--- begin Records to use ---

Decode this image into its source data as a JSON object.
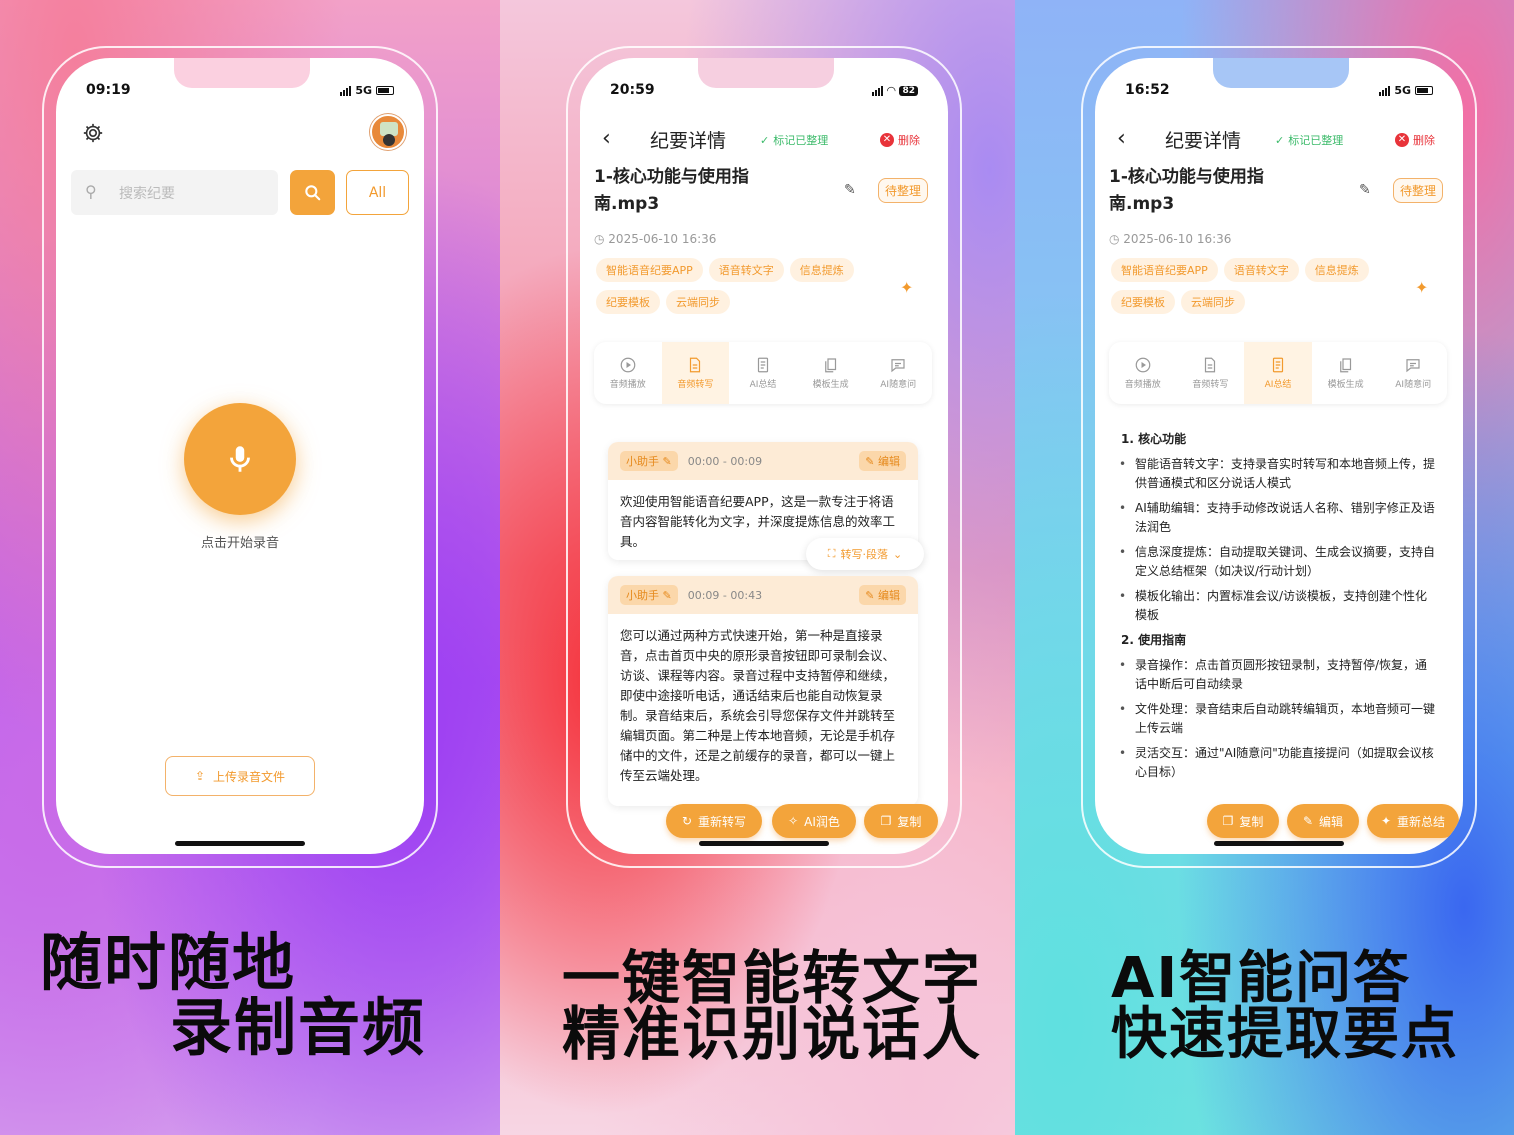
{
  "panel1": {
    "status": {
      "time": "09:19",
      "network": "5G"
    },
    "search": {
      "placeholder": "搜索纪要",
      "filter_label": "All"
    },
    "record": {
      "label": "点击开始录音"
    },
    "upload": {
      "label": "上传录音文件"
    },
    "caption": {
      "line1": "随时随地",
      "line2": "录制音频"
    }
  },
  "panel2": {
    "status": {
      "time": "20:59",
      "battery": "82"
    },
    "header": {
      "title": "纪要详情",
      "mark_done": "标记已整理",
      "delete": "删除"
    },
    "doc": {
      "title_line1": "1-核心功能与使用指",
      "title_line2": "南.mp3",
      "date": "2025-06-10 16:36",
      "state": "待整理"
    },
    "tags": [
      "智能语音纪要APP",
      "语音转文字",
      "信息提炼",
      "纪要模板",
      "云端同步"
    ],
    "tabs": [
      "音频播放",
      "音频转写",
      "AI总结",
      "模板生成",
      "AI随意问"
    ],
    "active_tab": 1,
    "segments": [
      {
        "speaker": "小助手",
        "time": "00:00 - 00:09",
        "edit": "编辑",
        "text": "欢迎使用智能语音纪要APP，这是一款专注于将语音内容智能转化为文字，并深度提炼信息的效率工具。"
      },
      {
        "speaker": "小助手",
        "time": "00:09 - 00:43",
        "edit": "编辑",
        "text": "您可以通过两种方式快速开始，第一种是直接录音，点击首页中央的原形录音按钮即可录制会议、访谈、课程等内容。录音过程中支持暂停和继续，即使中途接听电话，通话结束后也能自动恢复录制。录音结束后，系统会引导您保存文件并跳转至编辑页面。第二种是上传本地音频，无论是手机存储中的文件，还是之前缓存的录音，都可以一键上传至云端处理。"
      }
    ],
    "mode_toggle": "转写·段落",
    "actions": [
      "重新转写",
      "AI润色",
      "复制"
    ],
    "caption": {
      "line1": "一键智能转文字",
      "line2": "精准识别说话人"
    }
  },
  "panel3": {
    "status": {
      "time": "16:52",
      "network": "5G"
    },
    "header": {
      "title": "纪要详情",
      "mark_done": "标记已整理",
      "delete": "删除"
    },
    "doc": {
      "title_line1": "1-核心功能与使用指",
      "title_line2": "南.mp3",
      "date": "2025-06-10 16:36",
      "state": "待整理"
    },
    "tags": [
      "智能语音纪要APP",
      "语音转文字",
      "信息提炼",
      "纪要模板",
      "云端同步"
    ],
    "tabs": [
      "音频播放",
      "音频转写",
      "AI总结",
      "模板生成",
      "AI随意问"
    ],
    "active_tab": 2,
    "summary": {
      "h1": "1. 核心功能",
      "s1": [
        "智能语音转文字：支持录音实时转写和本地音频上传，提供普通模式和区分说话人模式",
        "AI辅助编辑：支持手动修改说话人名称、错别字修正及语法润色",
        "信息深度提炼：自动提取关键词、生成会议摘要，支持自定义总结框架（如决议/行动计划）",
        "模板化输出：内置标准会议/访谈模板，支持创建个性化模板"
      ],
      "h2": "2. 使用指南",
      "s2": [
        "录音操作：点击首页圆形按钮录制，支持暂停/恢复，通话中断后可自动续录",
        "文件处理：录音结束后自动跳转编辑页，本地音频可一键上传云端",
        "灵活交互：通过\"AI随意问\"功能直接提问（如提取会议核心目标）"
      ]
    },
    "actions": [
      "复制",
      "编辑",
      "重新总结"
    ],
    "caption": {
      "line1": "AI智能问答",
      "line2": "快速提取要点"
    }
  },
  "colors": {
    "accent": "#f3a43b",
    "accent_text": "#f29a2e",
    "tag_bg": "#fff1e0",
    "delete": "#e8333a",
    "done": "#3dbb6b"
  }
}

--- end Records to use ---

**Exercise details:** Leave out the pictures and transcribe the entries above exactly.

**Task output:**
Decode this image into its source data as a JSON object.
{
  "panel1": {
    "status": {
      "time": "09:19",
      "network": "5G"
    },
    "search": {
      "placeholder": "搜索纪要",
      "filter_label": "All"
    },
    "record": {
      "label": "点击开始录音"
    },
    "upload": {
      "label": "上传录音文件"
    },
    "caption": {
      "line1": "随时随地",
      "line2": "录制音频"
    }
  },
  "panel2": {
    "status": {
      "time": "20:59",
      "battery": "82"
    },
    "header": {
      "title": "纪要详情",
      "mark_done": "标记已整理",
      "delete": "删除"
    },
    "doc": {
      "title_line1": "1-核心功能与使用指",
      "title_line2": "南.mp3",
      "date": "2025-06-10 16:36",
      "state": "待整理"
    },
    "tags": [
      "智能语音纪要APP",
      "语音转文字",
      "信息提炼",
      "纪要模板",
      "云端同步"
    ],
    "tabs": [
      "音频播放",
      "音频转写",
      "AI总结",
      "模板生成",
      "AI随意问"
    ],
    "active_tab": 1,
    "segments": [
      {
        "speaker": "小助手",
        "time": "00:00 - 00:09",
        "edit": "编辑",
        "text": "欢迎使用智能语音纪要APP，这是一款专注于将语音内容智能转化为文字，并深度提炼信息的效率工具。"
      },
      {
        "speaker": "小助手",
        "time": "00:09 - 00:43",
        "edit": "编辑",
        "text": "您可以通过两种方式快速开始，第一种是直接录音，点击首页中央的原形录音按钮即可录制会议、访谈、课程等内容。录音过程中支持暂停和继续，即使中途接听电话，通话结束后也能自动恢复录制。录音结束后，系统会引导您保存文件并跳转至编辑页面。第二种是上传本地音频，无论是手机存储中的文件，还是之前缓存的录音，都可以一键上传至云端处理。"
      }
    ],
    "mode_toggle": "转写·段落",
    "actions": [
      "重新转写",
      "AI润色",
      "复制"
    ],
    "caption": {
      "line1": "一键智能转文字",
      "line2": "精准识别说话人"
    }
  },
  "panel3": {
    "status": {
      "time": "16:52",
      "network": "5G"
    },
    "header": {
      "title": "纪要详情",
      "mark_done": "标记已整理",
      "delete": "删除"
    },
    "doc": {
      "title_line1": "1-核心功能与使用指",
      "title_line2": "南.mp3",
      "date": "2025-06-10 16:36",
      "state": "待整理"
    },
    "tags": [
      "智能语音纪要APP",
      "语音转文字",
      "信息提炼",
      "纪要模板",
      "云端同步"
    ],
    "tabs": [
      "音频播放",
      "音频转写",
      "AI总结",
      "模板生成",
      "AI随意问"
    ],
    "active_tab": 2,
    "summary": {
      "h1": "1. 核心功能",
      "s1": [
        "智能语音转文字：支持录音实时转写和本地音频上传，提供普通模式和区分说话人模式",
        "AI辅助编辑：支持手动修改说话人名称、错别字修正及语法润色",
        "信息深度提炼：自动提取关键词、生成会议摘要，支持自定义总结框架（如决议/行动计划）",
        "模板化输出：内置标准会议/访谈模板，支持创建个性化模板"
      ],
      "h2": "2. 使用指南",
      "s2": [
        "录音操作：点击首页圆形按钮录制，支持暂停/恢复，通话中断后可自动续录",
        "文件处理：录音结束后自动跳转编辑页，本地音频可一键上传云端",
        "灵活交互：通过\"AI随意问\"功能直接提问（如提取会议核心目标）"
      ]
    },
    "actions": [
      "复制",
      "编辑",
      "重新总结"
    ],
    "caption": {
      "line1": "AI智能问答",
      "line2": "快速提取要点"
    }
  },
  "colors": {
    "accent": "#f3a43b",
    "accent_text": "#f29a2e",
    "tag_bg": "#fff1e0",
    "delete": "#e8333a",
    "done": "#3dbb6b"
  }
}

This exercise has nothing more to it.